> _Written exercise_
Take all the material and copy it exactly.

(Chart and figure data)
····················
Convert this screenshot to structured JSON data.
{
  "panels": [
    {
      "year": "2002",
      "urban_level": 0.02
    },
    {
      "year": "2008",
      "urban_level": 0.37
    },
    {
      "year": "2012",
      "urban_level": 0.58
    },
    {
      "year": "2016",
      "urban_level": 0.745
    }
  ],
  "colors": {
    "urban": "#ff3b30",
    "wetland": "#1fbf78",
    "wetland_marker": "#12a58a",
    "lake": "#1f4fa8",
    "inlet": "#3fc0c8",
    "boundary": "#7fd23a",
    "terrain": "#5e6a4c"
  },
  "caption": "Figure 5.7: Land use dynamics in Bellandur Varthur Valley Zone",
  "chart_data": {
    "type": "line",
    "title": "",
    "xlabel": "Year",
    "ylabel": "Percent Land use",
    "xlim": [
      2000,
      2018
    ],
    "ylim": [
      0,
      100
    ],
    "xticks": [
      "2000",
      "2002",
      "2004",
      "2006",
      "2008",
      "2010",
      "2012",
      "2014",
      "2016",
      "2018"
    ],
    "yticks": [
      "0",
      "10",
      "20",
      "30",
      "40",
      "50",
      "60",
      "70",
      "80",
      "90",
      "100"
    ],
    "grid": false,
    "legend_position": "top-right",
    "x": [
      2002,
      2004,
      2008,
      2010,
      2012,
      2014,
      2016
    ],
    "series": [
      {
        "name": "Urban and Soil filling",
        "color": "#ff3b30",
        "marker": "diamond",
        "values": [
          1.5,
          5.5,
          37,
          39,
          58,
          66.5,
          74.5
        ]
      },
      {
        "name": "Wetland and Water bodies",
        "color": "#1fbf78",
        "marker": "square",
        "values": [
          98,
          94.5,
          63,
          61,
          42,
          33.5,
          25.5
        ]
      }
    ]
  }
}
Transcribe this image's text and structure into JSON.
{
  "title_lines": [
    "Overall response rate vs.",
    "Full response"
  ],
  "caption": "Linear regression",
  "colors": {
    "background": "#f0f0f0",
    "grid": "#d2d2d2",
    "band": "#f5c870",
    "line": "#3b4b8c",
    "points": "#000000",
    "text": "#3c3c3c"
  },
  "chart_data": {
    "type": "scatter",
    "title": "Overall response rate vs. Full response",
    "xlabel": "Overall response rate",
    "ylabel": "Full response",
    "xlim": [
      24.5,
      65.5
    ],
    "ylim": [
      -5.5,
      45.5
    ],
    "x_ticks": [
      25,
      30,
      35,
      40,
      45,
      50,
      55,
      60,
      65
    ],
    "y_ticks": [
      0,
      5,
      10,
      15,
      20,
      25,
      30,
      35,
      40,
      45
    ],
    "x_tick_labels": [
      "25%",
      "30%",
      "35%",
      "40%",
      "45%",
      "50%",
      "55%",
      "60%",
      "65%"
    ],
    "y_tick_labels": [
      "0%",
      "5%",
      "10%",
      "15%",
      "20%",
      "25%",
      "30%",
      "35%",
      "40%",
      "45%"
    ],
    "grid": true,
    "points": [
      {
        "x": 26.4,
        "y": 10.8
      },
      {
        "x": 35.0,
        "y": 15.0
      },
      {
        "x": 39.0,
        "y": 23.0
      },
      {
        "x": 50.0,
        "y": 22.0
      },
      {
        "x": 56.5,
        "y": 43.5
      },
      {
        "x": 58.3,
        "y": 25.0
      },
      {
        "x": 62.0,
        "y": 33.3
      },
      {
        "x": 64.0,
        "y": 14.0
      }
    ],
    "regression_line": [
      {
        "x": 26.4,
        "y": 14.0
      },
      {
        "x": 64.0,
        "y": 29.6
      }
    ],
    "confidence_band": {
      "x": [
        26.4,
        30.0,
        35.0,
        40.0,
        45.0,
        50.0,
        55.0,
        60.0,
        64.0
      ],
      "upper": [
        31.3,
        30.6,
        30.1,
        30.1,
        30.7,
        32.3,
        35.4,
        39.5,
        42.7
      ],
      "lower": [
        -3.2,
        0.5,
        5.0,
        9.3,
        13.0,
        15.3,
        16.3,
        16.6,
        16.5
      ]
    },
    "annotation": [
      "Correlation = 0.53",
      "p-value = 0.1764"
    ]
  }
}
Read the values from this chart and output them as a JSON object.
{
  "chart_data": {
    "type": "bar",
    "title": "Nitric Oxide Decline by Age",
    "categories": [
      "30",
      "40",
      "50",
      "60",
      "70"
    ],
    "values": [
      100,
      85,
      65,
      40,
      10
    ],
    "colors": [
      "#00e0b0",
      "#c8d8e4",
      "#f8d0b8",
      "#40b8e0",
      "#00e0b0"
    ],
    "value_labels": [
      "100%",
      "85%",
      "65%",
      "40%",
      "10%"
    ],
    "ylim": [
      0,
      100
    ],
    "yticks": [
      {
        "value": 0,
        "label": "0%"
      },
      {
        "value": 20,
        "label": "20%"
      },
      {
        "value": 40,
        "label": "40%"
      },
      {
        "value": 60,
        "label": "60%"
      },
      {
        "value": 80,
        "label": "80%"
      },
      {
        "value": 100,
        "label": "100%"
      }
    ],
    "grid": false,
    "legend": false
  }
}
····················
> _Reply_
Convert this screenshot to structured JSON data.
{
  "panels": [
    {
      "year": "2002",
      "urban_level": 0.02
    },
    {
      "year": "2008",
      "urban_level": 0.37
    },
    {
      "year": "2012",
      "urban_level": 0.58
    },
    {
      "year": "2016",
      "urban_level": 0.745
    }
  ],
  "colors": {
    "urban": "#ff3b30",
    "wetland": "#1fbf78",
    "wetland_marker": "#12a58a",
    "lake": "#1f4fa8",
    "inlet": "#3fc0c8",
    "boundary": "#7fd23a",
    "terrain": "#5e6a4c"
  },
  "caption": "Figure 5.7: Land use dynamics in Bellandur Varthur Valley Zone",
  "chart_data": {
    "type": "line",
    "title": "",
    "xlabel": "Year",
    "ylabel": "Percent Land use",
    "xlim": [
      2000,
      2018
    ],
    "ylim": [
      0,
      100
    ],
    "xticks": [
      "2000",
      "2002",
      "2004",
      "2006",
      "2008",
      "2010",
      "2012",
      "2014",
      "2016",
      "2018"
    ],
    "yticks": [
      "0",
      "10",
      "20",
      "30",
      "40",
      "50",
      "60",
      "70",
      "80",
      "90",
      "100"
    ],
    "grid": false,
    "legend_position": "top-right",
    "x": [
      2002,
      2004,
      2008,
      2010,
      2012,
      2014,
      2016
    ],
    "series": [
      {
        "name": "Urban and Soil filling",
        "color": "#ff3b30",
        "marker": "diamond",
        "values": [
          1.5,
          5.5,
          37,
          39,
          58,
          66.5,
          74.5
        ]
      },
      {
        "name": "Wetland and Water bodies",
        "color": "#1fbf78",
        "marker": "square",
        "values": [
          98,
          94.5,
          63,
          61,
          42,
          33.5,
          25.5
        ]
      }
    ]
  }
}
Transcribe this image's text and structure into JSON.
{
  "title_lines": [
    "Overall response rate vs.",
    "Full response"
  ],
  "caption": "Linear regression",
  "colors": {
    "background": "#f0f0f0",
    "grid": "#d2d2d2",
    "band": "#f5c870",
    "line": "#3b4b8c",
    "points": "#000000",
    "text": "#3c3c3c"
  },
  "chart_data": {
    "type": "scatter",
    "title": "Overall response rate vs. Full response",
    "xlabel": "Overall response rate",
    "ylabel": "Full response",
    "xlim": [
      24.5,
      65.5
    ],
    "ylim": [
      -5.5,
      45.5
    ],
    "x_ticks": [
      25,
      30,
      35,
      40,
      45,
      50,
      55,
      60,
      65
    ],
    "y_ticks": [
      0,
      5,
      10,
      15,
      20,
      25,
      30,
      35,
      40,
      45
    ],
    "x_tick_labels": [
      "25%",
      "30%",
      "35%",
      "40%",
      "45%",
      "50%",
      "55%",
      "60%",
      "65%"
    ],
    "y_tick_labels": [
      "0%",
      "5%",
      "10%",
      "15%",
      "20%",
      "25%",
      "30%",
      "35%",
      "40%",
      "45%"
    ],
    "grid": true,
    "points": [
      {
        "x": 26.4,
        "y": 10.8
      },
      {
        "x": 35.0,
        "y": 15.0
      },
      {
        "x": 39.0,
        "y": 23.0
      },
      {
        "x": 50.0,
        "y": 22.0
      },
      {
        "x": 56.5,
        "y": 43.5
      },
      {
        "x": 58.3,
        "y": 25.0
      },
      {
        "x": 62.0,
        "y": 33.3
      },
      {
        "x": 64.0,
        "y": 14.0
      }
    ],
    "regression_line": [
      {
        "x": 26.4,
        "y": 14.0
      },
      {
        "x": 64.0,
        "y": 29.6
      }
    ],
    "confidence_band": {
      "x": [
        26.4,
        30.0,
        35.0,
        40.0,
        45.0,
        50.0,
        55.0,
        60.0,
        64.0
      ],
      "upper": [
        31.3,
        30.6,
        30.1,
        30.1,
        30.7,
        32.3,
        35.4,
        39.5,
        42.7
      ],
      "lower": [
        -3.2,
        0.5,
        5.0,
        9.3,
        13.0,
        15.3,
        16.3,
        16.6,
        16.5
      ]
    },
    "annotation": [
      "Correlation = 0.53",
      "p-value = 0.1764"
    ]
  }
}
Read the values from this chart and output them as a JSON object.
{
  "chart_data": {
    "type": "bar",
    "title": "Nitric Oxide Decline by Age",
    "categories": [
      "30",
      "40",
      "50",
      "60",
      "70"
    ],
    "values": [
      100,
      85,
      65,
      40,
      10
    ],
    "colors": [
      "#00e0b0",
      "#c8d8e4",
      "#f8d0b8",
      "#40b8e0",
      "#00e0b0"
    ],
    "value_labels": [
      "100%",
      "85%",
      "65%",
      "40%",
      "10%"
    ],
    "ylim": [
      0,
      100
    ],
    "yticks": [
      {
        "value": 0,
        "label": "0%"
      },
      {
        "value": 20,
        "label": "20%"
      },
      {
        "value": 40,
        "label": "40%"
      },
      {
        "value": 60,
        "label": "60%"
      },
      {
        "value": 80,
        "label": "80%"
      },
      {
        "value": 100,
        "label": "100%"
      }
    ],
    "grid": false,
    "legend": false
  }
}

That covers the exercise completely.